- **THE REQUEST**: Extract every entry word for word. Skip the pictures.

Stored entries:

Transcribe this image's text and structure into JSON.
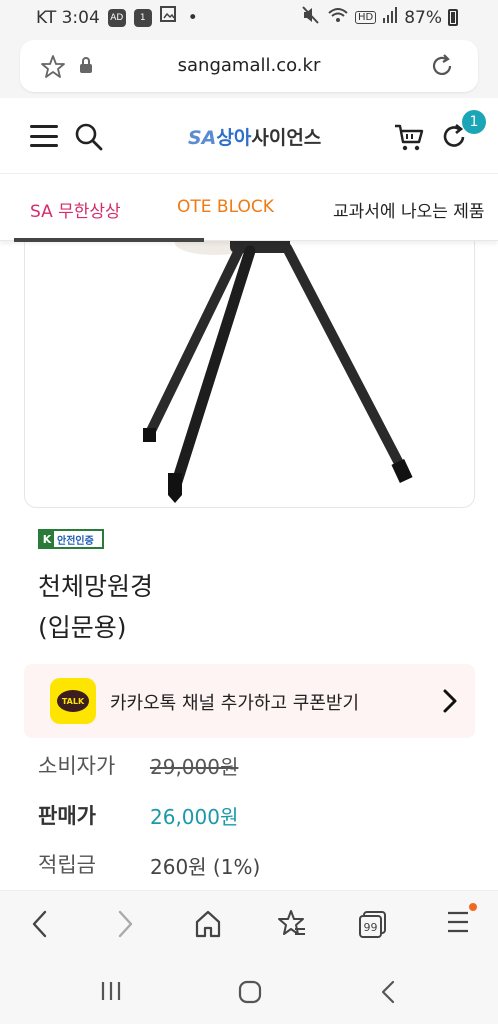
{
  "status_bar": {
    "carrier_time": "KT 3:04",
    "icons": [
      "ad-icon",
      "one-icon",
      "gallery-icon",
      "dot-icon"
    ],
    "right_icons": [
      "mute-icon",
      "wifi-icon",
      "hd-icon",
      "signal-icon"
    ],
    "battery": "87%"
  },
  "browser": {
    "url": "sangamall.co.kr"
  },
  "site_header": {
    "logo_sa": "SA",
    "logo_sanga": "상아",
    "logo_rest": "사이언스",
    "cart_badge": "1"
  },
  "tabs": [
    {
      "label": "SA 무한상상",
      "color": "#d62c6b"
    },
    {
      "label": "OTE BLOCK",
      "color": "#f07a12"
    },
    {
      "label": "교과서에 나오는 제품",
      "color": "#222222"
    }
  ],
  "product": {
    "cert_badge": "안전인증",
    "cert_k": "K",
    "title_line1": "천체망원경",
    "title_line2": "(입문용)",
    "kakao_logo": "TALK",
    "kakao_text": "카카오톡 채널 추가하고 쿠폰받기",
    "consumer_price_label": "소비자가",
    "consumer_price": "29,000원",
    "sale_price_label": "판매가",
    "sale_price": "26,000원",
    "points_label": "적립금",
    "points": "260원 (1%)"
  },
  "bottom_nav": {
    "tabs_count": "99"
  }
}
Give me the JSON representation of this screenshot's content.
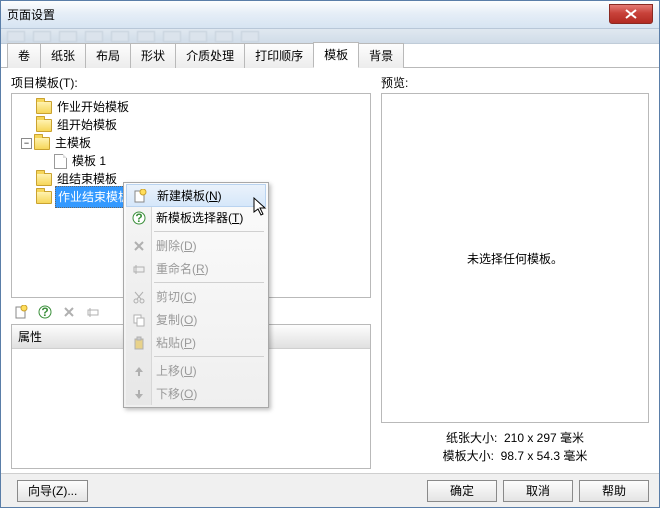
{
  "window": {
    "title": "页面设置"
  },
  "tabs": [
    "卷",
    "纸张",
    "布局",
    "形状",
    "介质处理",
    "打印顺序",
    "模板",
    "背景"
  ],
  "activeTabIndex": 6,
  "leftPane": {
    "label": "项目模板(T):",
    "tree": {
      "nodes": [
        {
          "label": "作业开始模板",
          "type": "folder"
        },
        {
          "label": "组开始模板",
          "type": "folder"
        },
        {
          "label": "主模板",
          "type": "folder",
          "expanded": true,
          "children": [
            {
              "label": "模板 1",
              "type": "doc"
            }
          ]
        },
        {
          "label": "组结束模板",
          "type": "folder"
        },
        {
          "label": "作业结束模板",
          "type": "folder",
          "selected": true
        }
      ]
    },
    "propHeader": "属性"
  },
  "contextMenu": {
    "items": [
      {
        "label": "新建模板",
        "mnemonic": "N",
        "enabled": true,
        "selected": true,
        "icon": "new-doc"
      },
      {
        "label": "新模板选择器",
        "mnemonic": "T",
        "enabled": true,
        "icon": "help"
      },
      {
        "sep": true
      },
      {
        "label": "删除",
        "mnemonic": "D",
        "enabled": false,
        "icon": "delete"
      },
      {
        "label": "重命名",
        "mnemonic": "R",
        "enabled": false,
        "icon": "rename"
      },
      {
        "sep": true
      },
      {
        "label": "剪切",
        "mnemonic": "C",
        "enabled": false,
        "icon": "cut"
      },
      {
        "label": "复制",
        "mnemonic": "O",
        "enabled": false,
        "icon": "copy"
      },
      {
        "label": "粘贴",
        "mnemonic": "P",
        "enabled": false,
        "icon": "paste"
      },
      {
        "sep": true
      },
      {
        "label": "上移",
        "mnemonic": "U",
        "enabled": false,
        "icon": "up"
      },
      {
        "label": "下移",
        "mnemonic": "O",
        "enabled": false,
        "icon": "down"
      }
    ]
  },
  "rightPane": {
    "label": "预览:",
    "placeholder": "未选择任何模板。",
    "paperSizeLabel": "纸张大小:",
    "paperSize": "210 x 297 毫米",
    "templateSizeLabel": "模板大小:",
    "templateSize": "98.7 x 54.3 毫米"
  },
  "footer": {
    "wizard": "向导(Z)...",
    "ok": "确定",
    "cancel": "取消",
    "help": "帮助"
  }
}
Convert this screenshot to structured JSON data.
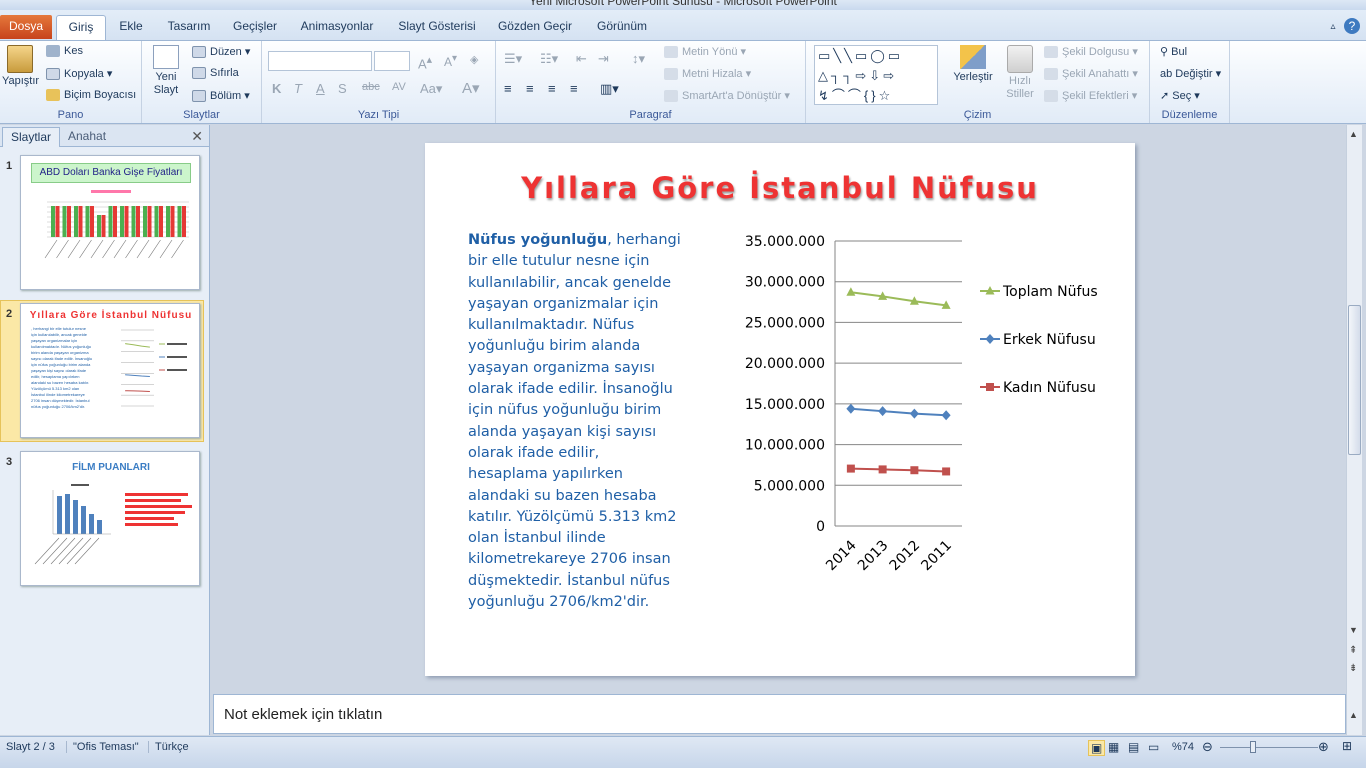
{
  "window": {
    "title": "Yeni Microsoft PowerPoint Sunusu - Microsoft PowerPoint"
  },
  "tabs": [
    "Dosya",
    "Giriş",
    "Ekle",
    "Tasarım",
    "Geçişler",
    "Animasyonlar",
    "Slayt Gösterisi",
    "Gözden Geçir",
    "Görünüm"
  ],
  "ribbon": {
    "pano": {
      "label": "Pano",
      "paste": "Yapıştır",
      "cut": "Kes",
      "copy": "Kopyala",
      "format_painter": "Biçim Boyacısı"
    },
    "slaytlar": {
      "label": "Slaytlar",
      "new_slide_1": "Yeni",
      "new_slide_2": "Slayt",
      "layout": "Düzen",
      "reset": "Sıfırla",
      "section": "Bölüm"
    },
    "yazi_tipi": {
      "label": "Yazı Tipi"
    },
    "paragraf": {
      "label": "Paragraf",
      "text_direction": "Metin Yönü",
      "align_text": "Metni Hizala",
      "smartart": "SmartArt'a Dönüştür"
    },
    "cizim": {
      "label": "Çizim",
      "arrange": "Yerleştir",
      "quick_styles_1": "Hızlı",
      "quick_styles_2": "Stiller",
      "shape_fill": "Şekil Dolgusu",
      "shape_outline": "Şekil Anahattı",
      "shape_effects": "Şekil Efektleri"
    },
    "duzenleme": {
      "label": "Düzenleme",
      "find": "Bul",
      "replace": "Değiştir",
      "select": "Seç"
    }
  },
  "left_pane": {
    "tab_slides": "Slaytlar",
    "tab_outline": "Anahat",
    "thumbs": [
      {
        "num": "1",
        "title": "ABD Doları Banka Gişe Fiyatları"
      },
      {
        "num": "2",
        "title": "Yıllara Göre İstanbul Nüfusu"
      },
      {
        "num": "3",
        "title": "FİLM PUANLARI"
      }
    ]
  },
  "slide": {
    "title": "Yıllara Göre İstanbul Nüfusu",
    "body_bold": "Nüfus yoğunluğu",
    "body_rest": ", herhangi bir elle tutulur nesne için kullanılabilir, ancak genelde yaşayan organizmalar için kullanılmaktadır. Nüfus yoğunluğu birim alanda yaşayan organizma sayısı olarak ifade edilir. İnsanoğlu için nüfus yoğunluğu birim alanda yaşayan kişi sayısı olarak ifade edilir, hesaplama yapılırken alandaki su bazen hesaba katılır. Yüzölçümü 5.313 km2 olan İstanbul ilinde kilometrekareye 2706 insan düşmektedir. İstanbul nüfus yoğunluğu 2706/km2'dir."
  },
  "chart_data": {
    "type": "line",
    "categories": [
      "2014",
      "2013",
      "2012",
      "2011"
    ],
    "ylim": [
      0,
      35000000
    ],
    "yticks": [
      "0",
      "5.000.000",
      "10.000.000",
      "15.000.000",
      "20.000.000",
      "25.000.000",
      "30.000.000",
      "35.000.000"
    ],
    "legend_position": "right",
    "grid": true,
    "series": [
      {
        "name": "Toplam Nüfus",
        "values": [
          28700000,
          28200000,
          27600000,
          27100000
        ],
        "color": "#9bbb59",
        "marker": "triangle"
      },
      {
        "name": "Erkek Nüfusu",
        "values": [
          14400000,
          14100000,
          13800000,
          13600000
        ],
        "color": "#4f81bd",
        "marker": "diamond"
      },
      {
        "name": "Kadın Nüfusu",
        "values": [
          7050000,
          6950000,
          6850000,
          6700000
        ],
        "color": "#c0504d",
        "marker": "square"
      }
    ]
  },
  "notes": {
    "placeholder": "Not eklemek için tıklatın"
  },
  "status": {
    "slide": "Slayt 2 / 3",
    "theme": "\"Ofis Teması\"",
    "language": "Türkçe",
    "zoom": "%74"
  }
}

- **RESPONSE TO THE EXERCISE**:
Transcribe this image's text and structure into JSON.
{
  "status_bar": {
    "carrier_time": "KT 3:04",
    "icons": [
      "ad-icon",
      "one-icon",
      "gallery-icon",
      "dot-icon"
    ],
    "right_icons": [
      "mute-icon",
      "wifi-icon",
      "hd-icon",
      "signal-icon"
    ],
    "battery": "87%"
  },
  "browser": {
    "url": "sangamall.co.kr"
  },
  "site_header": {
    "logo_sa": "SA",
    "logo_sanga": "상아",
    "logo_rest": "사이언스",
    "cart_badge": "1"
  },
  "tabs": [
    {
      "label": "SA 무한상상",
      "color": "#d62c6b"
    },
    {
      "label": "OTE BLOCK",
      "color": "#f07a12"
    },
    {
      "label": "교과서에 나오는 제품",
      "color": "#222222"
    }
  ],
  "product": {
    "cert_badge": "안전인증",
    "cert_k": "K",
    "title_line1": "천체망원경",
    "title_line2": "(입문용)",
    "kakao_logo": "TALK",
    "kakao_text": "카카오톡 채널 추가하고 쿠폰받기",
    "consumer_price_label": "소비자가",
    "consumer_price": "29,000원",
    "sale_price_label": "판매가",
    "sale_price": "26,000원",
    "points_label": "적립금",
    "points": "260원 (1%)"
  },
  "bottom_nav": {
    "tabs_count": "99"
  }
}
Give me the JSON representation of this screenshot's content.
{
  "window": {
    "title": "页面设置"
  },
  "tabs": [
    "卷",
    "纸张",
    "布局",
    "形状",
    "介质处理",
    "打印顺序",
    "模板",
    "背景"
  ],
  "activeTabIndex": 6,
  "leftPane": {
    "label": "项目模板(T):",
    "tree": {
      "nodes": [
        {
          "label": "作业开始模板",
          "type": "folder"
        },
        {
          "label": "组开始模板",
          "type": "folder"
        },
        {
          "label": "主模板",
          "type": "folder",
          "expanded": true,
          "children": [
            {
              "label": "模板 1",
              "type": "doc"
            }
          ]
        },
        {
          "label": "组结束模板",
          "type": "folder"
        },
        {
          "label": "作业结束模板",
          "type": "folder",
          "selected": true
        }
      ]
    },
    "propHeader": "属性"
  },
  "contextMenu": {
    "items": [
      {
        "label": "新建模板",
        "mnemonic": "N",
        "enabled": true,
        "selected": true,
        "icon": "new-doc"
      },
      {
        "label": "新模板选择器",
        "mnemonic": "T",
        "enabled": true,
        "icon": "help"
      },
      {
        "sep": true
      },
      {
        "label": "删除",
        "mnemonic": "D",
        "enabled": false,
        "icon": "delete"
      },
      {
        "label": "重命名",
        "mnemonic": "R",
        "enabled": false,
        "icon": "rename"
      },
      {
        "sep": true
      },
      {
        "label": "剪切",
        "mnemonic": "C",
        "enabled": false,
        "icon": "cut"
      },
      {
        "label": "复制",
        "mnemonic": "O",
        "enabled": false,
        "icon": "copy"
      },
      {
        "label": "粘贴",
        "mnemonic": "P",
        "enabled": false,
        "icon": "paste"
      },
      {
        "sep": true
      },
      {
        "label": "上移",
        "mnemonic": "U",
        "enabled": false,
        "icon": "up"
      },
      {
        "label": "下移",
        "mnemonic": "O",
        "enabled": false,
        "icon": "down"
      }
    ]
  },
  "rightPane": {
    "label": "预览:",
    "placeholder": "未选择任何模板。",
    "paperSizeLabel": "纸张大小:",
    "paperSize": "210 x 297 毫米",
    "templateSizeLabel": "模板大小:",
    "templateSize": "98.7 x 54.3 毫米"
  },
  "footer": {
    "wizard": "向导(Z)...",
    "ok": "确定",
    "cancel": "取消",
    "help": "帮助"
  }
}
Convert this screenshot to structured JSON data.
{
  "window": {
    "title": "Yeni Microsoft PowerPoint Sunusu - Microsoft PowerPoint"
  },
  "tabs": [
    "Dosya",
    "Giriş",
    "Ekle",
    "Tasarım",
    "Geçişler",
    "Animasyonlar",
    "Slayt Gösterisi",
    "Gözden Geçir",
    "Görünüm"
  ],
  "ribbon": {
    "pano": {
      "label": "Pano",
      "paste": "Yapıştır",
      "cut": "Kes",
      "copy": "Kopyala",
      "format_painter": "Biçim Boyacısı"
    },
    "slaytlar": {
      "label": "Slaytlar",
      "new_slide_1": "Yeni",
      "new_slide_2": "Slayt",
      "layout": "Düzen",
      "reset": "Sıfırla",
      "section": "Bölüm"
    },
    "yazi_tipi": {
      "label": "Yazı Tipi"
    },
    "paragraf": {
      "label": "Paragraf",
      "text_direction": "Metin Yönü",
      "align_text": "Metni Hizala",
      "smartart": "SmartArt'a Dönüştür"
    },
    "cizim": {
      "label": "Çizim",
      "arrange": "Yerleştir",
      "quick_styles_1": "Hızlı",
      "quick_styles_2": "Stiller",
      "shape_fill": "Şekil Dolgusu",
      "shape_outline": "Şekil Anahattı",
      "shape_effects": "Şekil Efektleri"
    },
    "duzenleme": {
      "label": "Düzenleme",
      "find": "Bul",
      "replace": "Değiştir",
      "select": "Seç"
    }
  },
  "left_pane": {
    "tab_slides": "Slaytlar",
    "tab_outline": "Anahat",
    "thumbs": [
      {
        "num": "1",
        "title": "ABD Doları Banka Gişe Fiyatları"
      },
      {
        "num": "2",
        "title": "Yıllara Göre İstanbul Nüfusu"
      },
      {
        "num": "3",
        "title": "FİLM PUANLARI"
      }
    ]
  },
  "slide": {
    "title": "Yıllara Göre İstanbul Nüfusu",
    "body_bold": "Nüfus yoğunluğu",
    "body_rest": ", herhangi bir elle tutulur nesne için kullanılabilir, ancak genelde yaşayan organizmalar için kullanılmaktadır. Nüfus yoğunluğu birim alanda yaşayan organizma sayısı olarak ifade edilir. İnsanoğlu için nüfus yoğunluğu birim alanda yaşayan kişi sayısı olarak ifade edilir, hesaplama yapılırken alandaki su bazen hesaba katılır. Yüzölçümü 5.313 km2 olan İstanbul ilinde kilometrekareye 2706 insan düşmektedir. İstanbul nüfus yoğunluğu 2706/km2'dir."
  },
  "chart_data": {
    "type": "line",
    "categories": [
      "2014",
      "2013",
      "2012",
      "2011"
    ],
    "ylim": [
      0,
      35000000
    ],
    "yticks": [
      "0",
      "5.000.000",
      "10.000.000",
      "15.000.000",
      "20.000.000",
      "25.000.000",
      "30.000.000",
      "35.000.000"
    ],
    "legend_position": "right",
    "grid": true,
    "series": [
      {
        "name": "Toplam Nüfus",
        "values": [
          28700000,
          28200000,
          27600000,
          27100000
        ],
        "color": "#9bbb59",
        "marker": "triangle"
      },
      {
        "name": "Erkek Nüfusu",
        "values": [
          14400000,
          14100000,
          13800000,
          13600000
        ],
        "color": "#4f81bd",
        "marker": "diamond"
      },
      {
        "name": "Kadın Nüfusu",
        "values": [
          7050000,
          6950000,
          6850000,
          6700000
        ],
        "color": "#c0504d",
        "marker": "square"
      }
    ]
  },
  "notes": {
    "placeholder": "Not eklemek için tıklatın"
  },
  "status": {
    "slide": "Slayt 2 / 3",
    "theme": "\"Ofis Teması\"",
    "language": "Türkçe",
    "zoom": "%74"
  }
}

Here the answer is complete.